▶ [EXERCISE DIRECTIONS]: Determine how many lines carry the word "otro". Output that number only.

▶ [INPUT FOR THIS TASK]:

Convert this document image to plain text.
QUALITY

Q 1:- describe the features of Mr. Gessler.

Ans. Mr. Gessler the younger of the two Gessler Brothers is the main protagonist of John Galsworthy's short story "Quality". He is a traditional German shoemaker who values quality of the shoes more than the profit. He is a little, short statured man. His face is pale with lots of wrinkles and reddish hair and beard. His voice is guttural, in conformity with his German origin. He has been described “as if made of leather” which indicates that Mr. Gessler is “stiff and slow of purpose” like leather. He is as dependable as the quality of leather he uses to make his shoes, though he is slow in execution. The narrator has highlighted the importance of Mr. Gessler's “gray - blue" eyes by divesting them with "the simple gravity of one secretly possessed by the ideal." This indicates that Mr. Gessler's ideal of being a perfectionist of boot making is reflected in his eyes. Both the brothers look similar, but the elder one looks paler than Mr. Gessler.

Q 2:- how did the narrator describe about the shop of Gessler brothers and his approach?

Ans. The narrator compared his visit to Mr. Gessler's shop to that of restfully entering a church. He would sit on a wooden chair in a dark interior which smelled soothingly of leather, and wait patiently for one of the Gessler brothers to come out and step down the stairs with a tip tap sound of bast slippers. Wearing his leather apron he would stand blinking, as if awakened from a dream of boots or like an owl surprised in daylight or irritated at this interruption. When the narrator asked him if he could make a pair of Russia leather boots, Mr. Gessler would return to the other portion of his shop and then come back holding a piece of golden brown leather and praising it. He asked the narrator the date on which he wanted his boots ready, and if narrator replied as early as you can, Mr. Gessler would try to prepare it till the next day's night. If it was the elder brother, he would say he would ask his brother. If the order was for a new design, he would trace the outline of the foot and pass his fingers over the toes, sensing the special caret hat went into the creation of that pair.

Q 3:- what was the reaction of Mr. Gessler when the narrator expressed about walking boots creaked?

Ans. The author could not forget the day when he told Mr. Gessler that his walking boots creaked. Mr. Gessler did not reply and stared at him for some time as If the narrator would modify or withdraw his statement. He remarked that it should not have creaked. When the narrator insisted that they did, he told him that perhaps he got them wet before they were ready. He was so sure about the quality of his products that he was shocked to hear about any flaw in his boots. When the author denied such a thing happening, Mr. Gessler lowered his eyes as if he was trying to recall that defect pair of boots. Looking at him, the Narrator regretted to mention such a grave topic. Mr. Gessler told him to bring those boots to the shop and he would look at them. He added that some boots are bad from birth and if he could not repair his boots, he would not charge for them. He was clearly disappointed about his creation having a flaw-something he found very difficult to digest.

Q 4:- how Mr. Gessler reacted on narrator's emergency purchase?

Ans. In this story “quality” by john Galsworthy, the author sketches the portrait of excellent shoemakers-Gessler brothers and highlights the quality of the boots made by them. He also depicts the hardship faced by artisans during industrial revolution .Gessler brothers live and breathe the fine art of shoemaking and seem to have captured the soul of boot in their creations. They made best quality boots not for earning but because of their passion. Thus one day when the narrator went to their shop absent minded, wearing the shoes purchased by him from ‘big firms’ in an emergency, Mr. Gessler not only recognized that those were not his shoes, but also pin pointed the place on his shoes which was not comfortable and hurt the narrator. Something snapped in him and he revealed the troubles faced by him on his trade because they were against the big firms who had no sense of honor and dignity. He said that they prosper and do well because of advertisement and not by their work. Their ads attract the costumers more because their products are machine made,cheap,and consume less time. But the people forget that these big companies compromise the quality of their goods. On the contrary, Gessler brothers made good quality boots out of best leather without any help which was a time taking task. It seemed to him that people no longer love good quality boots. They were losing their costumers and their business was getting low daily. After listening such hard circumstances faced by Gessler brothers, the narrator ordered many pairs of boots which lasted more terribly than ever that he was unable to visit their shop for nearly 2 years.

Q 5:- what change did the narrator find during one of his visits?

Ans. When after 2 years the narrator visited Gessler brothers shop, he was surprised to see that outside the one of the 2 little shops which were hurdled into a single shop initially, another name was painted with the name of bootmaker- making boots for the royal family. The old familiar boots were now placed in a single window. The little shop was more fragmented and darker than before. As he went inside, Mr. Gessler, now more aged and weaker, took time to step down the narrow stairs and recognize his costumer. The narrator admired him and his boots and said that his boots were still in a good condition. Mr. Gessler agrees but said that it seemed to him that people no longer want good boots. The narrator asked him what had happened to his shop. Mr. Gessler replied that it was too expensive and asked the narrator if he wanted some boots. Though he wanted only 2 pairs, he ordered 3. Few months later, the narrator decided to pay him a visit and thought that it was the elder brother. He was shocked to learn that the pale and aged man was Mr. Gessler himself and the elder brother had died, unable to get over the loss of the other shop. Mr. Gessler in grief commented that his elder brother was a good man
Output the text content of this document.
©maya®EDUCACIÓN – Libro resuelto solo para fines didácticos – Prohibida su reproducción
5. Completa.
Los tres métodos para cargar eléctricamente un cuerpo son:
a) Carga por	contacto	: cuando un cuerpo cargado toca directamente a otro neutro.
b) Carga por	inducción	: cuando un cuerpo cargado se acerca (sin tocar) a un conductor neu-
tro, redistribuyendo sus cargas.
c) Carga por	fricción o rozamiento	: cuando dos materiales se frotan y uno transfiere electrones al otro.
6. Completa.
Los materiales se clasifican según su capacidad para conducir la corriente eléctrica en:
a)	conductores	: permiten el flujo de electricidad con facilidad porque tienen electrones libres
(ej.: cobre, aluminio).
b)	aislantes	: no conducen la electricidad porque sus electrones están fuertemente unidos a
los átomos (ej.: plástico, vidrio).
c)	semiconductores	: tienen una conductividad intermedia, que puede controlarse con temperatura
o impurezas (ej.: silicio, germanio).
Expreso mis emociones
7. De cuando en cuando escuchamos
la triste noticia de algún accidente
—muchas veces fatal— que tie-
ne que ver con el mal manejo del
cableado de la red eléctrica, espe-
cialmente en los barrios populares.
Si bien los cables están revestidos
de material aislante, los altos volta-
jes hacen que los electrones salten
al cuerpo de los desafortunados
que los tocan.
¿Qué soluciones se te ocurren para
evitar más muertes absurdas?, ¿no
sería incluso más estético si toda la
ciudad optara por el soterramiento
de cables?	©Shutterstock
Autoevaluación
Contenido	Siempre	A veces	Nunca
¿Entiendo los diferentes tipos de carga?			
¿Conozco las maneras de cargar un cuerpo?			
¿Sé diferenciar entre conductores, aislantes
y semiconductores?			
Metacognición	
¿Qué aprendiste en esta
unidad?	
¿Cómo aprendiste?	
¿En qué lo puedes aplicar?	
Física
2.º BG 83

▶ [COMPLETED TASK]: 2